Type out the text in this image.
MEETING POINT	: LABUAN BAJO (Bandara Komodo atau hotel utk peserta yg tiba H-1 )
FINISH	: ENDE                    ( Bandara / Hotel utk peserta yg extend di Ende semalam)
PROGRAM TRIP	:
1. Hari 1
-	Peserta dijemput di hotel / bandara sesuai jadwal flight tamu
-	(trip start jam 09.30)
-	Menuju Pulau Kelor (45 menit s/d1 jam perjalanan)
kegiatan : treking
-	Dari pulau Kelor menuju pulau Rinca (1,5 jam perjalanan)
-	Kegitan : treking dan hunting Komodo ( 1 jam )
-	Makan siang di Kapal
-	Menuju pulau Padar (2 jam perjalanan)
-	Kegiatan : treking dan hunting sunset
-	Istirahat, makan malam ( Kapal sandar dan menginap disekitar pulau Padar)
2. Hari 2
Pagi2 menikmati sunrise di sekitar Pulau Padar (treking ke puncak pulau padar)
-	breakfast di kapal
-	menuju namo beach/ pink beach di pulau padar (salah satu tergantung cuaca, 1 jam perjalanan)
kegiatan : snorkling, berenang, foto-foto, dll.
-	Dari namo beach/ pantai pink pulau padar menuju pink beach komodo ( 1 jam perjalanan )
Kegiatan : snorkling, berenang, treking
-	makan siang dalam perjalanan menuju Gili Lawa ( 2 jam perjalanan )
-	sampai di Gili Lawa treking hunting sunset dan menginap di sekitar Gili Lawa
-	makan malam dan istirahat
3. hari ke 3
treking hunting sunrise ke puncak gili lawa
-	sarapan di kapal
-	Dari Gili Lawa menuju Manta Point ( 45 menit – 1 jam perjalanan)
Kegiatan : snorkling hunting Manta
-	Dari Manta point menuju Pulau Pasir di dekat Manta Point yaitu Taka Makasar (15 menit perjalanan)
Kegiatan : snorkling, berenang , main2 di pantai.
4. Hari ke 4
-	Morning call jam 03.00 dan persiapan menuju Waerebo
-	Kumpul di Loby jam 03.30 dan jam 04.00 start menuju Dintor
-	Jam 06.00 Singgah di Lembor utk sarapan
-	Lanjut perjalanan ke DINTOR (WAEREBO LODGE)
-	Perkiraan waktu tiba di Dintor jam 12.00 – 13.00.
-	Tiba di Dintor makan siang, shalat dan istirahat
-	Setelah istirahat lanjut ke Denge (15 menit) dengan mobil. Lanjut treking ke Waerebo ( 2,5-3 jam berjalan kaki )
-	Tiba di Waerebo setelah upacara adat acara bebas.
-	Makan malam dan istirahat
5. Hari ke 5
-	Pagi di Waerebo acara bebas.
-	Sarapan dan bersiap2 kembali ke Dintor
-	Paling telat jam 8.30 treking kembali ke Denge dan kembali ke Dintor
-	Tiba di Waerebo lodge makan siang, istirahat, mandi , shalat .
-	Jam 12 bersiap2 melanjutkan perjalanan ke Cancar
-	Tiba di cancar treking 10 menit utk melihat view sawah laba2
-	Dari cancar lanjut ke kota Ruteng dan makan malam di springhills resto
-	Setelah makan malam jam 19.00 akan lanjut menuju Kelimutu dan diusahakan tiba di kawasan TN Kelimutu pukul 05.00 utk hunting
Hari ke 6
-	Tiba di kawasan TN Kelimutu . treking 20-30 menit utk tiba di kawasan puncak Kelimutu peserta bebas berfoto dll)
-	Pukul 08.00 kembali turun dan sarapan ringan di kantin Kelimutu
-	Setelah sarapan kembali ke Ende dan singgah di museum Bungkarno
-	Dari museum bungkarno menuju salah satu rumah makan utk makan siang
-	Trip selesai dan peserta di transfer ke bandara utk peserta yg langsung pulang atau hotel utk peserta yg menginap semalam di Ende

• Short task
Repeat every line of the material exactly as given.

• Final result
Type out the text in this image.
MEETING POINT	: LABUAN BAJO (Bandara Komodo atau hotel utk peserta yg tiba H-1 )
FINISH	: ENDE                    ( Bandara / Hotel utk peserta yg extend di Ende semalam)
PROGRAM TRIP	:
1. Hari 1
-	Peserta dijemput di hotel / bandara sesuai jadwal flight tamu
-	(trip start jam 09.30)
-	Menuju Pulau Kelor (45 menit s/d1 jam perjalanan)
kegiatan : treking
-	Dari pulau Kelor menuju pulau Rinca (1,5 jam perjalanan)
-	Kegitan : treking dan hunting Komodo ( 1 jam )
-	Makan siang di Kapal
-	Menuju pulau Padar (2 jam perjalanan)
-	Kegiatan : treking dan hunting sunset
-	Istirahat, makan malam ( Kapal sandar dan menginap disekitar pulau Padar)
2. Hari 2
Pagi2 menikmati sunrise di sekitar Pulau Padar (treking ke puncak pulau padar)
-	breakfast di kapal
-	menuju namo beach/ pink beach di pulau padar (salah satu tergantung cuaca, 1 jam perjalanan)
kegiatan : snorkling, berenang, foto-foto, dll.
-	Dari namo beach/ pantai pink pulau padar menuju pink beach komodo ( 1 jam perjalanan )
Kegiatan : snorkling, berenang, treking
-	makan siang dalam perjalanan menuju Gili Lawa ( 2 jam perjalanan )
-	sampai di Gili Lawa treking hunting sunset dan menginap di sekitar Gili Lawa
-	makan malam dan istirahat
3. hari ke 3
treking hunting sunrise ke puncak gili lawa
-	sarapan di kapal
-	Dari Gili Lawa menuju Manta Point ( 45 menit – 1 jam perjalanan)
Kegiatan : snorkling hunting Manta
-	Dari Manta point menuju Pulau Pasir di dekat Manta Point yaitu Taka Makasar (15 menit perjalanan)
Kegiatan : snorkling, berenang , main2 di pantai.
4. Hari ke 4
-	Morning call jam 03.00 dan persiapan menuju Waerebo
-	Kumpul di Loby jam 03.30 dan jam 04.00 start menuju Dintor
-	Jam 06.00 Singgah di Lembor utk sarapan
-	Lanjut perjalanan ke DINTOR (WAEREBO LODGE)
-	Perkiraan waktu tiba di Dintor jam 12.00 – 13.00.
-	Tiba di Dintor makan siang, shalat dan istirahat
-	Setelah istirahat lanjut ke Denge (15 menit) dengan mobil. Lanjut treking ke Waerebo ( 2,5-3 jam berjalan kaki )
-	Tiba di Waerebo setelah upacara adat acara bebas.
-	Makan malam dan istirahat
5. Hari ke 5
-	Pagi di Waerebo acara bebas.
-	Sarapan dan bersiap2 kembali ke Dintor
-	Paling telat jam 8.30 treking kembali ke Denge dan kembali ke Dintor
-	Tiba di Waerebo lodge makan siang, istirahat, mandi , shalat .
-	Jam 12 bersiap2 melanjutkan perjalanan ke Cancar
-	Tiba di cancar treking 10 menit utk melihat view sawah laba2
-	Dari cancar lanjut ke kota Ruteng dan makan malam di springhills resto
-	Setelah makan malam jam 19.00 akan lanjut menuju Kelimutu dan diusahakan tiba di kawasan TN Kelimutu pukul 05.00 utk hunting
Hari ke 6
-	Tiba di kawasan TN Kelimutu . treking 20-30 menit utk tiba di kawasan puncak Kelimutu peserta bebas berfoto dll)
-	Pukul 08.00 kembali turun dan sarapan ringan di kantin Kelimutu
-	Setelah sarapan kembali ke Ende dan singgah di museum Bungkarno
-	Dari museum bungkarno menuju salah satu rumah makan utk makan siang
-	Trip selesai dan peserta di transfer ke bandara utk peserta yg langsung pulang atau hotel utk peserta yg menginap semalam di Ende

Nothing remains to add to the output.